• Brano estratto:
⁂

Il dilemma di fondo è quale sia la natura di Jacov. La Torà dice espressamente che questi era un uomo integro, che risiedeva nelle Tende, che i nostri Saggi hanno individuato come le tende dello studio della Torà. Jacov è caratterizzato dalla misura della Verità, Emet. Quella vertià che è la sintesi della bontà (chesed) di Avraham e della forza (ghevurà) di Izchak.
Jacov è la verità, chiamta dai mistici anche Tiferet, splendore. Ma a ben vedere il comportamento di Jacov lascia molti dubbi circa la sua veridicità. Il mio Maestro Rav Chajm Della Rocca shlita ricorda spesso che la radice stessa del nome Jacov (ain, kuf, bet) indica ‘inganno’, ‘storto’. Ossia tutto tranne la verità. Il comportamento di Jacov, seppur corretto ad un analisi profonda è quantomeno discutibile sia per quanto concerne i rapporti con il fratello Esav sia per i suoi rapporti con il padre Izchak.
Il Rav Dessler spiega che proprio in questo è la misura della Verità che è in Jacov. Jacov compie degli atti profondamente giusti per quanto ai margini della legalità, che potrebbero lasciar spazio ad ‘imperfezioni di intento’, ma li compie invece con la sola intenzione di adempiere al volere Divino. Verità implica integrità, e l’integrità di Jacov è quella di saper ricomporre e mettere assieme gli aspetti di bontà con quelli di forza, l’amore ed il timore in un unico pilastro al servizio di D-o: la Verità.
Dunque Izchak odora certamente questa stridenza tra ‘la voce è la voce di Jacov e le mani sono le mani di Esav’, e proprio nell’odorare il ‘raggiro’ del figlio decide di benedirlo. Che cosa ha esattamente odorato Izchak?

⁂

• Estratti del dataset:
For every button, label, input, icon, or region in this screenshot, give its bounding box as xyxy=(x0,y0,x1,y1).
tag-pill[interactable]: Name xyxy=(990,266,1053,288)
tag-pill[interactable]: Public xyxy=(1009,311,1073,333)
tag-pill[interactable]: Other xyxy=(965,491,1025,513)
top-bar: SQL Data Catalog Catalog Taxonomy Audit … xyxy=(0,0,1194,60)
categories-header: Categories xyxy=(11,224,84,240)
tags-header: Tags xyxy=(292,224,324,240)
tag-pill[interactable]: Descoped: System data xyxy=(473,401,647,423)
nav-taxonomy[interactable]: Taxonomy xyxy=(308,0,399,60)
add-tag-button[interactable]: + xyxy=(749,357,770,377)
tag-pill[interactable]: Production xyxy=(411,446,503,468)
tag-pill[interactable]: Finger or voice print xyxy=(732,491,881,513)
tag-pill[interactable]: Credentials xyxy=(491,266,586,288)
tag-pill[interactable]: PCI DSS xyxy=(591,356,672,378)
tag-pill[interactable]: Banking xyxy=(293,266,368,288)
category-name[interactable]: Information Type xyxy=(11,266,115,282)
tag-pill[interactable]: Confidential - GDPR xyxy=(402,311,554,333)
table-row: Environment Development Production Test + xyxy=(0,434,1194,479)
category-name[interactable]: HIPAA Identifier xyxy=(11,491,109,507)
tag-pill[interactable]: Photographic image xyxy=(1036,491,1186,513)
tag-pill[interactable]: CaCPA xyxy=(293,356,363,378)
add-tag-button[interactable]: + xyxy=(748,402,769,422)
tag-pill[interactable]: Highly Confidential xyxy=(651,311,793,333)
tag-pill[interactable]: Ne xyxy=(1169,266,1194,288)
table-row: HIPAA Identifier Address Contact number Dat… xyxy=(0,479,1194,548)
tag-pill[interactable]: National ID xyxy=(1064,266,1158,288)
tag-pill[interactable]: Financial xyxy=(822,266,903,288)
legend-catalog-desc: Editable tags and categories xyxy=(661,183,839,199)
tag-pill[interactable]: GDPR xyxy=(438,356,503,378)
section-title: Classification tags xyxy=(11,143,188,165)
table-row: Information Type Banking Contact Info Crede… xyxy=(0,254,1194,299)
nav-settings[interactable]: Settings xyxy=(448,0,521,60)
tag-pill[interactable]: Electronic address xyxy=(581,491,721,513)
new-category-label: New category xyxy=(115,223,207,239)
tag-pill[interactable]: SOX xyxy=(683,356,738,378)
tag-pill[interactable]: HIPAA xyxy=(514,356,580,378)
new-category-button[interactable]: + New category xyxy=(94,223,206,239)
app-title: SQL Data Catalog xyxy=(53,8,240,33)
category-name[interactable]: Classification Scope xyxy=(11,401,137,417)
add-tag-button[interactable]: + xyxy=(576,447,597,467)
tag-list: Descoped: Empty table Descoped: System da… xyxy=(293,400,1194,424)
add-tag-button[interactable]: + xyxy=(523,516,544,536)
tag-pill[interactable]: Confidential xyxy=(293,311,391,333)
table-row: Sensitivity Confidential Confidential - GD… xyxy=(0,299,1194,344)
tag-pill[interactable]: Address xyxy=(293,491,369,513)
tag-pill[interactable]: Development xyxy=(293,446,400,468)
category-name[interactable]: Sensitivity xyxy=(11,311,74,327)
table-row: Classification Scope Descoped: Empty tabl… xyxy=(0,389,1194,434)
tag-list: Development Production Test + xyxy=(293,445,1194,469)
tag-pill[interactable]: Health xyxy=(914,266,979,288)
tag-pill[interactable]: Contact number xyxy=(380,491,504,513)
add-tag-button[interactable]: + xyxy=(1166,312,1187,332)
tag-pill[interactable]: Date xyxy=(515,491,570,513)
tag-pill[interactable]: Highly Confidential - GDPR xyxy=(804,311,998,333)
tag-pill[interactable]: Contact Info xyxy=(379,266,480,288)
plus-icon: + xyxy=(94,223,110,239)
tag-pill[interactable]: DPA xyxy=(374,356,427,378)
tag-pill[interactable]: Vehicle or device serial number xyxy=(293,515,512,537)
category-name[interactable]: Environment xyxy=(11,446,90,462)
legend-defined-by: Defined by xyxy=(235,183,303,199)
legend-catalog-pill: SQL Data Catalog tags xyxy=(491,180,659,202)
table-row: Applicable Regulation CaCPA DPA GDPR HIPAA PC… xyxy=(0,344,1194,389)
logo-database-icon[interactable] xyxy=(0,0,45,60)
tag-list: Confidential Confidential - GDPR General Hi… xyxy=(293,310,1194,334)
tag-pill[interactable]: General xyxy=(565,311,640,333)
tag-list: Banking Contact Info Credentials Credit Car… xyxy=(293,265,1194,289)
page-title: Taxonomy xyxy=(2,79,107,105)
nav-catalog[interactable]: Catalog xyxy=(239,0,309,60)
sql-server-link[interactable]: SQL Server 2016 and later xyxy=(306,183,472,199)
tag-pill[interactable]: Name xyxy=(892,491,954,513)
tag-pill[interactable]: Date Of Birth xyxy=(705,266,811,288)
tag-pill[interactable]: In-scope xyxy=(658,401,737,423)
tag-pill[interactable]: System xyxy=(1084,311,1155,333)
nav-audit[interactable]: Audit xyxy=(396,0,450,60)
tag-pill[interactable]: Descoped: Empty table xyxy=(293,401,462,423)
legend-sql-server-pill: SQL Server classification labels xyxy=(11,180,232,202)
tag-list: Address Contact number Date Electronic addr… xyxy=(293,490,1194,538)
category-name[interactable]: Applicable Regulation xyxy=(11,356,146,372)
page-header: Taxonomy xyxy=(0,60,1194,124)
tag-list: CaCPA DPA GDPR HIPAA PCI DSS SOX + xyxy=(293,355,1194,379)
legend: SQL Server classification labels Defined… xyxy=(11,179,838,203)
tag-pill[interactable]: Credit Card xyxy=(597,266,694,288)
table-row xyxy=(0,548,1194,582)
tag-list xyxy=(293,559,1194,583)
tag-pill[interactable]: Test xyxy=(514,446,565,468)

⁂

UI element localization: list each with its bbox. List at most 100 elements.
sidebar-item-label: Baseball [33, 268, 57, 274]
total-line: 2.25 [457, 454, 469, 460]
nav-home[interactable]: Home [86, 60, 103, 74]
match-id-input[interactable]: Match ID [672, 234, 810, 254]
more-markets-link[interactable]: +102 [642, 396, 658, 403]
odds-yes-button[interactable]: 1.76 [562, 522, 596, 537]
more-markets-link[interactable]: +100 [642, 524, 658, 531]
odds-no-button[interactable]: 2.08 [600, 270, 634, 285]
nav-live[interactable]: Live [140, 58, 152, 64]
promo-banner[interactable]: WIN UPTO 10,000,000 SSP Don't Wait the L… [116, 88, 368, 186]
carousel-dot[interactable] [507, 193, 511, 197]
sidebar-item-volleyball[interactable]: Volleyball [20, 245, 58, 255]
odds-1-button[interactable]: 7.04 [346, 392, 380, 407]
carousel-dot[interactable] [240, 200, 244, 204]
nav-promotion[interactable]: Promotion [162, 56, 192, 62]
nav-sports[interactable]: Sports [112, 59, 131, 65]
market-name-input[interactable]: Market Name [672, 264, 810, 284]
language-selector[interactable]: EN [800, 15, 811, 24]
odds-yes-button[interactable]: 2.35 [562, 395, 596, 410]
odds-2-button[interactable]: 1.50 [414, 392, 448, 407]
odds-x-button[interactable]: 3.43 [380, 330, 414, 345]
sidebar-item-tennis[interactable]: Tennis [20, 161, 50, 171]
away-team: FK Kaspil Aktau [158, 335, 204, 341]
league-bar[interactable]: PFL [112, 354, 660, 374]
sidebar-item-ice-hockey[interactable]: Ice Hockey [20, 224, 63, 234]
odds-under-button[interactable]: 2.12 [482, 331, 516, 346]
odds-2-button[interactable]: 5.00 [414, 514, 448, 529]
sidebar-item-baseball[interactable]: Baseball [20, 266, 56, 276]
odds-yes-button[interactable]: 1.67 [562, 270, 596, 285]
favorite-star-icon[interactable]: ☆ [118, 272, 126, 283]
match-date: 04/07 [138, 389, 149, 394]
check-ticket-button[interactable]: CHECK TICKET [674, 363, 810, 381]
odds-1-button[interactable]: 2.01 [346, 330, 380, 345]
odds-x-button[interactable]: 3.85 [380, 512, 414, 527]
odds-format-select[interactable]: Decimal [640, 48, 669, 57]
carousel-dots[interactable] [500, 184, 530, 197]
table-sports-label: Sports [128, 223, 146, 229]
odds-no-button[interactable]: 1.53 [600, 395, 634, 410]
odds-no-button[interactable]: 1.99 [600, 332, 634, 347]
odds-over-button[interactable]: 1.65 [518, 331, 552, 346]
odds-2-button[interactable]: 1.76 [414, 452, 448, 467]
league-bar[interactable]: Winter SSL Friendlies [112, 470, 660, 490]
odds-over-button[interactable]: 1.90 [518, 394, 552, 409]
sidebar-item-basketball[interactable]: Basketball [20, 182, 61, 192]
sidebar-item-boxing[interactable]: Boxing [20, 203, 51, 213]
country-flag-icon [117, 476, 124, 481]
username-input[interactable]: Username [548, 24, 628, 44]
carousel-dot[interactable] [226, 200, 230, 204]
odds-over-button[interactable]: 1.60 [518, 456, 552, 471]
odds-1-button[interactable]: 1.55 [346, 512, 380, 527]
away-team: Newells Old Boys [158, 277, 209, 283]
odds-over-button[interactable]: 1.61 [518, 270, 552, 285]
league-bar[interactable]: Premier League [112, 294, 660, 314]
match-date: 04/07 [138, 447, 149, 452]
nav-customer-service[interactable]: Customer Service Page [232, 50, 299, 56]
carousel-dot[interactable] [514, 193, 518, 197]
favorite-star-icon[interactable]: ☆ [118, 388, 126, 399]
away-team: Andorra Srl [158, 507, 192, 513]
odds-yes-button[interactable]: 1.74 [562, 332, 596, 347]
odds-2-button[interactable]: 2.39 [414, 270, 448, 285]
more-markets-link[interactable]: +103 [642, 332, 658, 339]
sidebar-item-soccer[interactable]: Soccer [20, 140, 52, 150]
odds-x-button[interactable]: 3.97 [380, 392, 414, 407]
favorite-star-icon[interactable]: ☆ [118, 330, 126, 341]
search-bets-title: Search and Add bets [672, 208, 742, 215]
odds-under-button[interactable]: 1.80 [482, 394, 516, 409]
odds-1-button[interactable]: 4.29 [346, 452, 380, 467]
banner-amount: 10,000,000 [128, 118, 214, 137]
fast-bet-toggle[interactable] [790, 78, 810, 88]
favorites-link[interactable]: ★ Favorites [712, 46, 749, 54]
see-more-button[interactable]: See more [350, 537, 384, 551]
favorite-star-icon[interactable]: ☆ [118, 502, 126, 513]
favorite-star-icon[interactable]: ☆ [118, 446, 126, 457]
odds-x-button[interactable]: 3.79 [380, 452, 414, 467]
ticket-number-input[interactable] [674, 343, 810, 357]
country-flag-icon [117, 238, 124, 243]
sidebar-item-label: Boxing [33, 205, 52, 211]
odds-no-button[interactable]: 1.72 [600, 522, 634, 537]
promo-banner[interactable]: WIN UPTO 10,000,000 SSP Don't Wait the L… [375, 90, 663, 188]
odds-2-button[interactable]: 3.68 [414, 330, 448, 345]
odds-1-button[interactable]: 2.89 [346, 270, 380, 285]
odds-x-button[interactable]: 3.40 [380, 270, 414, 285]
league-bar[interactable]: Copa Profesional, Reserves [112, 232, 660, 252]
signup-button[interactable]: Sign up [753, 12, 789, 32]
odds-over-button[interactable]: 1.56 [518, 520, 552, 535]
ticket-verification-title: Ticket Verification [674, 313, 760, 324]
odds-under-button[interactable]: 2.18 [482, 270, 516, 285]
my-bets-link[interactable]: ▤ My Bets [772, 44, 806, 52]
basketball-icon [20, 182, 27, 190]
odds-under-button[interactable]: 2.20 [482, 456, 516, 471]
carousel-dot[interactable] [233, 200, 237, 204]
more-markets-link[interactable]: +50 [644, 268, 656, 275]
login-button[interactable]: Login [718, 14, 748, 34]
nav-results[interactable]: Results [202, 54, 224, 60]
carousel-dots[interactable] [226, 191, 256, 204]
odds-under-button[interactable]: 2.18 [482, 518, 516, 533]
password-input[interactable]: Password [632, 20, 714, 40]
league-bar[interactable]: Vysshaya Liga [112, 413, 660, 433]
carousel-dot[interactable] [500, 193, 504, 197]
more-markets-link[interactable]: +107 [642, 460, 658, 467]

⁂

• Problemi da risolvere:
- a) Secondo il brano su Jacov, da quale misura è caratterizzato Jacov?
- b) Traduci in inglese questa frase del brano su Jacov: «Il Rav Dessler spiega che proprio in questo è la misura della Verità che è in Jacov.»
- c) Prosegui il brano su Jacov a partire dalla sua ultima frase.

• Risposte in ordine:
- a) Dalla misura della Verità, Emet.

- b) Rav Dessler explains that precisely in this lies the measure of Truth that is in Jacov.

- c)
Nel Talmud (TB Sanedrhin 37 a) Rabbì Zerà sostiene che non dobbiamo leggere ‘beghadav’, i suoi vestiti, ma piuttosto ‘boghadav’, i suoi traditori. Serve un bel po’ di immaginazione apparentemente. L’odore del campo benedetto dal Signore, quell’odore che Rashì dice essere proveniente dall’Eden, dovrebbe essere l’odore dei ‘traditori’ di Jacov? Il Midrash Rabbà va oltre (LXV,22) e dà persino un nome a questi traditori il cui odore ‘paradisiaco’ convince Izchak a benedire Jacov.
“..come ad esempio Josef miShità e Jakum Ish Zerorot. Nell’ora che coloro che ci odiano vollero entrare nel Monte del Tempio dissero: ‘Lasciamo entrare prima uno di loro’. Dissero lui: ‘[Josef] entra e tutto quello che porti fuori è tuo’. Entrò e portò fuori un candelabro d’oro. Dissero lui: ‘Non è adatto ad una persona qualunque, ma entra nuovamente e quello che porti fuori è tuo.’ E non accettò dicendo ‘Non basta che ho adirato il mio D-o una volta, che io lo adiri una seconda volta?’ Che cosa gli fecero? Lo misero in una morsa da carpentiere e lo tiravano su di essa, ed urlava e diceva ‘ohi ohi che ho adirato il mio Creatore’.”
Josef MiShità è l’unico collaborazionista che il nemico trova per entrare nel Santuario ed iniziarne la distruzione, il massimo del tradimento. Eppure basta un commento profondamente vero dello stesso nemico ‘non è adatto ad una persona qualunque’ questo candelabro che costui fa completamente ritorno a D-o e muore martire lamentandosi per il proprio peccato e non per il dolore.
“Jakum Ish Zerorot era figlio della sorella di Rabbì Josè ben Joezer Ish Zeredà ed andava a cavallo di Shabbat quando incontrò suo zio che veniva portato al patibolo. Disse lui: ‘Guarda il cavallo che mi fa cavalcare il mio padrone e guarda il cavallo che ti fa cavalcare il tuo Padrone!’ Disse lui: ‘Se è così per coloro che Lo adirano, a maggior ragione per coloro che fanno la Sua Volontà!’ Disse lui: ‘Ha fatto un uomo la Sua Volontà più di te?’ Disse lui: ‘E se è così per coloro che fanno la Sua Volontà a maggior ragione per coloro che Lo adirano!’. Entrò in lui la cosa come il veleno di un serpente, andò e si sottomise alle quattro pene di morte del Tribunale: lapidazione, bruciamento, uccisione, e strozzamento….sonnecchiò Josè ben Joezer Ish Zeredà e vide il feretro che aleggiava in aria. Disse: ‘In un piccolo momento mi ha preceduto questo qui nel Giardino dell’Eden.’”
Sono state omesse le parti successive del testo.